### Selected excerpt
• 30 per cent ICB admin cost cut threatens choice and private electives growth, says Conservative MP

NHS leaders ‘who might be hesitating about whether or not to really commit’ to their local integrated care system should ‘put aside all of those doubts [and] get stuck in’, Patricia Hewitt has claimed.

Ms Hewitt, Norfolk and Waveney Integrated Care Board chair and former health secretary, was speaking at the NHS ConfedExpo conference, the day after government responded to her recent review of ICSs.

The Department of Health and Social Care rejected or ducked several of its most eye-catching recommendations, but did state its support for ICSs and system working; while Labour has also said it would maintain ICSs should it come to power.

Ms Hewitt said the government response was more positive than she had feared at some points, and it “would have been a complete miracle” if ministers had backed all her recommendations.

She added: “What’s really clear is we’ve got the cross-party support for ICSs that I referenced in the review. We’ve [also] got the legislation, we are here to stay.”

Ms Hewitt continued: “[This] policy stability should make everybody who might be hesitating a bit about whether or not really to commit to their local system, their local partnership [and] their local ICB, now put aside all of those doubts, get stuck in.”

Mersey Care Foundation Trust chief executive Joe Rafferty, who led work on population health and data for the Hewitt review, and took part in the same ConfedExpo discussion, echoed the sentiment.

### To do
a - In the article on integrated care systems, what current position does Patricia Hewitt hold?
b - Write the next few paragraphs of the article on integrated care systems, picking up after its last sentence.
Nothing in the material is needed for what is asked here.

### Data shown

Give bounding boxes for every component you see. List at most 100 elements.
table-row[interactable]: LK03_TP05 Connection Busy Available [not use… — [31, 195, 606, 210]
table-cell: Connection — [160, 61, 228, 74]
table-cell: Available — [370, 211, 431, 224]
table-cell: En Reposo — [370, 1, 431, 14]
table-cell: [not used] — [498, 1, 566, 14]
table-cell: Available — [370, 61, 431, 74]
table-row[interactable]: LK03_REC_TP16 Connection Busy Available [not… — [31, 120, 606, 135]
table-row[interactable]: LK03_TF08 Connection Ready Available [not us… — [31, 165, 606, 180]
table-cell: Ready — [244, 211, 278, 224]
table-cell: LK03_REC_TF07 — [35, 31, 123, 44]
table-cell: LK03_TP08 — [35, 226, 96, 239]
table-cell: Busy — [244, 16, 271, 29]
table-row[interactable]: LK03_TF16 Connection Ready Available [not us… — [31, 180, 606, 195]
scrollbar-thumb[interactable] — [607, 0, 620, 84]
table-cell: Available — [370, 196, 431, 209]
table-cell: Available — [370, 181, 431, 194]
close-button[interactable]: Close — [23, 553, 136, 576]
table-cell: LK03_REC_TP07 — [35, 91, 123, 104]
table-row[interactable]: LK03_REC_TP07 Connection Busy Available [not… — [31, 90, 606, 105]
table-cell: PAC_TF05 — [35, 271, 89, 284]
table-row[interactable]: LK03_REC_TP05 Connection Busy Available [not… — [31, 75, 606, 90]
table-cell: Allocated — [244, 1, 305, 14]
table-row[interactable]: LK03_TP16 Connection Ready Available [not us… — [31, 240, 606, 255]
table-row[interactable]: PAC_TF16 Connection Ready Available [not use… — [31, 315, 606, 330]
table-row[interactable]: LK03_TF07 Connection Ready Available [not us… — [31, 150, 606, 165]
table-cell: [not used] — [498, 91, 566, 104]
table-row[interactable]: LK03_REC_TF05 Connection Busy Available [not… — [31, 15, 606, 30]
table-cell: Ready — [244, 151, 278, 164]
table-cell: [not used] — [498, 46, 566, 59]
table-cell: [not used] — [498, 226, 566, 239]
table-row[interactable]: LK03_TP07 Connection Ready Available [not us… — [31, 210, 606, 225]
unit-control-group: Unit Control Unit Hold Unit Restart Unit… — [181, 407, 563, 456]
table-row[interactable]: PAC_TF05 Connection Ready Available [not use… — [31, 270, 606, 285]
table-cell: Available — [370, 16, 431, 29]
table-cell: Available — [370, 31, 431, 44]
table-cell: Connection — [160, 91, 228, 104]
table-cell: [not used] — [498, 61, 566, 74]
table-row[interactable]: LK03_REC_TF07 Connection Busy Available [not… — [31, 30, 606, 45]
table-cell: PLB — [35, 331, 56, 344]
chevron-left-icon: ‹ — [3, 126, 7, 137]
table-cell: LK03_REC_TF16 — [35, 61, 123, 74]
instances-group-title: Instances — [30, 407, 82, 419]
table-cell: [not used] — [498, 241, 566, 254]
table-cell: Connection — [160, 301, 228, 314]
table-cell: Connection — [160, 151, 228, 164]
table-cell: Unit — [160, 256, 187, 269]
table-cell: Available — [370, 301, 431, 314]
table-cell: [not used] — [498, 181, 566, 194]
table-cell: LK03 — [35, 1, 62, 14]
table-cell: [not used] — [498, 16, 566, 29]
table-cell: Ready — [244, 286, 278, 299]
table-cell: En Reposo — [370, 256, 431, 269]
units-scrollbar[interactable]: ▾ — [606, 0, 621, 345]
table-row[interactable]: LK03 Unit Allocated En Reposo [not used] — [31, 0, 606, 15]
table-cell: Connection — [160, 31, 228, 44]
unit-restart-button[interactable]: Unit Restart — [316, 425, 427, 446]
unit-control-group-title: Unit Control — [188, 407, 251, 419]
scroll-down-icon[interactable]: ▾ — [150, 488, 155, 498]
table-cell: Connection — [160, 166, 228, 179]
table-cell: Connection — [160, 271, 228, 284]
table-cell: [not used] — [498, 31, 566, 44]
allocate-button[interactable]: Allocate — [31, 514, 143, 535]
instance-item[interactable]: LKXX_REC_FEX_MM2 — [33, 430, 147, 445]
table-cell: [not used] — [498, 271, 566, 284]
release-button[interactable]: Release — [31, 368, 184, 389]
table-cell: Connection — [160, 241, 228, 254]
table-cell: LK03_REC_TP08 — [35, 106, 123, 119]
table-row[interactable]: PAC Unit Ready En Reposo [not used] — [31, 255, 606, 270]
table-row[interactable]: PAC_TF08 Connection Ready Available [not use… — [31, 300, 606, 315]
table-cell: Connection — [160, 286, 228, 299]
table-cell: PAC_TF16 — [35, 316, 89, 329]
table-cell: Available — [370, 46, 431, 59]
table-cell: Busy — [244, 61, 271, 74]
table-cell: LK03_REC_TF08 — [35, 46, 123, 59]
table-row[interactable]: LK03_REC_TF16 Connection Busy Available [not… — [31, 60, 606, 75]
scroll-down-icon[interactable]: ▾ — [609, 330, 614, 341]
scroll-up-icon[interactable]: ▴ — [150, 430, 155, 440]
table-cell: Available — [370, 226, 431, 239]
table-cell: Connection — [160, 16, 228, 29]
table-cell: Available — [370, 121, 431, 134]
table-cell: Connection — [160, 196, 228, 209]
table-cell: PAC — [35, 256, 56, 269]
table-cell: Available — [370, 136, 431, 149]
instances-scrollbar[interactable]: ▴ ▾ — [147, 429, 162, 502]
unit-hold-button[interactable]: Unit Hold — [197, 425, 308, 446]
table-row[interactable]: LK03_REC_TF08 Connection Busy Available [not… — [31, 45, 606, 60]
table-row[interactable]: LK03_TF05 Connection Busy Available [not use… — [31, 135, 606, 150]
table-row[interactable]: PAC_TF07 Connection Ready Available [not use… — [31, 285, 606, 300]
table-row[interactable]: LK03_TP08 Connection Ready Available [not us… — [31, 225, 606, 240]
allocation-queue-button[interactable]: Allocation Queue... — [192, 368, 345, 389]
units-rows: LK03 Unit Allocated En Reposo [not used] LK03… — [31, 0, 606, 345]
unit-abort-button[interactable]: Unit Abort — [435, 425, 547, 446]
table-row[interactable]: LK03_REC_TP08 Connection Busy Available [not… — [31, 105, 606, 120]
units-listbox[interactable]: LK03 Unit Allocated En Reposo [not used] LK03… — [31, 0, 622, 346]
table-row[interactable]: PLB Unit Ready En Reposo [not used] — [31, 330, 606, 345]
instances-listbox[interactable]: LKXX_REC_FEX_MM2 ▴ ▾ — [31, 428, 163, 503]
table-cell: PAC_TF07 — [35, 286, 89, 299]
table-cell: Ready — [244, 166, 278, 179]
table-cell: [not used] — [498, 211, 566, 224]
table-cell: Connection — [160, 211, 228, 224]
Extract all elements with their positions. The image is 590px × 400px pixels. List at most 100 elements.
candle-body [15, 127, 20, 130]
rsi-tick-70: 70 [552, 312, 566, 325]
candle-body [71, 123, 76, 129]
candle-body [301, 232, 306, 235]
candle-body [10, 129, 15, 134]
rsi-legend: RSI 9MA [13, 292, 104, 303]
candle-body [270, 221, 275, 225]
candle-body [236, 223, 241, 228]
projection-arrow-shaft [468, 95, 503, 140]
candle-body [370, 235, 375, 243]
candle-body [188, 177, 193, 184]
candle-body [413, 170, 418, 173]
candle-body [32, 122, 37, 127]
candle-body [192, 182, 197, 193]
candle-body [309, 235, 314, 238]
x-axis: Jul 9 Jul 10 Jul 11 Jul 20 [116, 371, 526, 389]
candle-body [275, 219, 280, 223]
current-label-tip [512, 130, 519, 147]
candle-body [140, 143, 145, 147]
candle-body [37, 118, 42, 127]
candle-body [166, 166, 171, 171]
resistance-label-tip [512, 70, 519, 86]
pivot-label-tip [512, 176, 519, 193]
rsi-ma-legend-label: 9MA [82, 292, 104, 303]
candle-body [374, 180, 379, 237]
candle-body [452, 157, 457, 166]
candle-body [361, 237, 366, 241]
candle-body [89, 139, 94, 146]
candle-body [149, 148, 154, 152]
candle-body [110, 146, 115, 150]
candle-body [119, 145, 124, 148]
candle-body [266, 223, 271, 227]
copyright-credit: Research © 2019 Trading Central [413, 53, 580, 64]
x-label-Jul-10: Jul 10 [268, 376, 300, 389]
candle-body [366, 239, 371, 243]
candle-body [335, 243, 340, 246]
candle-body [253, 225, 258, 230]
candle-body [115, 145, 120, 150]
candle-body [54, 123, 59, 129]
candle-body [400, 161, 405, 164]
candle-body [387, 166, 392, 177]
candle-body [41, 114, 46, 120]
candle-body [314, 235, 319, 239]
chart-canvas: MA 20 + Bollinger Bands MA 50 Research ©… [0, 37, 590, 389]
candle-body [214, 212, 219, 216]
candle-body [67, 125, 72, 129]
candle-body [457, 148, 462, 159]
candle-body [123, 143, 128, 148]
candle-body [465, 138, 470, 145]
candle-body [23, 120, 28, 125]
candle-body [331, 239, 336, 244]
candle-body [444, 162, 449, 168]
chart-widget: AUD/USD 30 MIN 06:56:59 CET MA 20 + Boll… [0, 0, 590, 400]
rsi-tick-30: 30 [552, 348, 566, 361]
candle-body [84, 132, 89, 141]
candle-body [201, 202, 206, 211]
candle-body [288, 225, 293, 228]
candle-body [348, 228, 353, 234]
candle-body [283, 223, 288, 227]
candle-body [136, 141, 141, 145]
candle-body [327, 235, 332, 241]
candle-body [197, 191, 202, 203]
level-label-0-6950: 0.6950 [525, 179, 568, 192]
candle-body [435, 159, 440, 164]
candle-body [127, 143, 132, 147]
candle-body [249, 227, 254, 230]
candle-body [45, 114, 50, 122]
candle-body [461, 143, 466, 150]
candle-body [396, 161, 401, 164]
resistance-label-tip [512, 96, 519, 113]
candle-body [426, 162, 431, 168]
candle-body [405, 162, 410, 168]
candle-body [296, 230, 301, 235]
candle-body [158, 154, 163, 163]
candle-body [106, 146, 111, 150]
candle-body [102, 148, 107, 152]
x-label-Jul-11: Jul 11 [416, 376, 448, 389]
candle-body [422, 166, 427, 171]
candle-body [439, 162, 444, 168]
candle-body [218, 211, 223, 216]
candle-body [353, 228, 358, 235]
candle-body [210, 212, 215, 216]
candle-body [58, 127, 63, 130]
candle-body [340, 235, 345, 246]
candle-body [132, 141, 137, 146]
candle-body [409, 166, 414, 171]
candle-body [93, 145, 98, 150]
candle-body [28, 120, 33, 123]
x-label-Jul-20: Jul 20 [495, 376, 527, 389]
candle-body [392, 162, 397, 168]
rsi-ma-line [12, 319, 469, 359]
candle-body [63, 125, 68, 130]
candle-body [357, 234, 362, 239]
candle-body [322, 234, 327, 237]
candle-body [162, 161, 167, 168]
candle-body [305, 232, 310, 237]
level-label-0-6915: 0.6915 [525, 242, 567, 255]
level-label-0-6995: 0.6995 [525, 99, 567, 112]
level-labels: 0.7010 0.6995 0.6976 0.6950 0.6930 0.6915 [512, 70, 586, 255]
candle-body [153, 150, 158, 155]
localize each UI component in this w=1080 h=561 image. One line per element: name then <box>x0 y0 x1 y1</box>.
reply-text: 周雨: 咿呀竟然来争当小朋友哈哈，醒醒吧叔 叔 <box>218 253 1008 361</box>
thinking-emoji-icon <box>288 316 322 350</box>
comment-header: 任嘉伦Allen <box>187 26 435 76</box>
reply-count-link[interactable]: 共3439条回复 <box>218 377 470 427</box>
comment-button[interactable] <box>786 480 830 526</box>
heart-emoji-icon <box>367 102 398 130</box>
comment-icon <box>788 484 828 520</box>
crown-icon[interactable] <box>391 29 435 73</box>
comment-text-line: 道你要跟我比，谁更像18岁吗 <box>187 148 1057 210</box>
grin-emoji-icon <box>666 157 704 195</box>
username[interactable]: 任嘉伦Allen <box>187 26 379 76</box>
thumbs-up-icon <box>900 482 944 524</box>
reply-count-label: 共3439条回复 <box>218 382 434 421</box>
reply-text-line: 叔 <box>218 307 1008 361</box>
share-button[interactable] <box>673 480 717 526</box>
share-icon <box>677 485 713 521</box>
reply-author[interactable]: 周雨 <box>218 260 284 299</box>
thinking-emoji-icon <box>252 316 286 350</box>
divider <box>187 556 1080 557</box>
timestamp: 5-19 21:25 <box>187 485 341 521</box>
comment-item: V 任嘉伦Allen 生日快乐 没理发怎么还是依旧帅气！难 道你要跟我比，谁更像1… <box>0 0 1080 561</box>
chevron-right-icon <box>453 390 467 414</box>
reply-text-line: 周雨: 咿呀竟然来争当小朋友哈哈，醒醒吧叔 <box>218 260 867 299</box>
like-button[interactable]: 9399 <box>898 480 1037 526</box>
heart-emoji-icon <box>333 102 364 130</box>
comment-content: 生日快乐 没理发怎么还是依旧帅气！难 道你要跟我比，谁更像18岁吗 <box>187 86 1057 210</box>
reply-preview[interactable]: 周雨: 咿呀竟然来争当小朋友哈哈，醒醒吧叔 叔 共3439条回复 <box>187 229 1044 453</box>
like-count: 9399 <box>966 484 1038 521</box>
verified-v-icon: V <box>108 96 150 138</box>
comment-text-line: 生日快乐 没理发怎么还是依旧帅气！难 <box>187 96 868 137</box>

### Responses for each task
a - She is chair of the Norfolk and Waveney Integrated Care Board.

b -
He said: “One of the most frequently asked questions by colleagues is ‘do you think ICSs are here to stay?’

“Some people maybe thought ICSs would be transitional – maybe hoped they would be. [There are NHS leaders who] want to engage in new types of reforms and people who will wait and see, and people who at this stage are not convinced.”

But he said the Hewitt review and the government response indicated “the job now is to build relationships”. He added: “There is [now] no divide [between] the commissioner [and] provider sectors in England. So that’s a huge challenge for us to work out how locally we’re going to do different things with resources [we have].”

Meanwhile, Commons health and social care committee chair Steve Brine warned the same panel session that the planned 30 per cent real terms cut to ICB overheads would set back government hopes of them promoting choice and making more use of independent providers to cut elective waiting lists.

Mr Brine, a Conservative MP and former health minister, said: “Systems have told me they are pulling back from that spend because of that [admin costs] reduction. That’s going to make that choice still undeliverable.”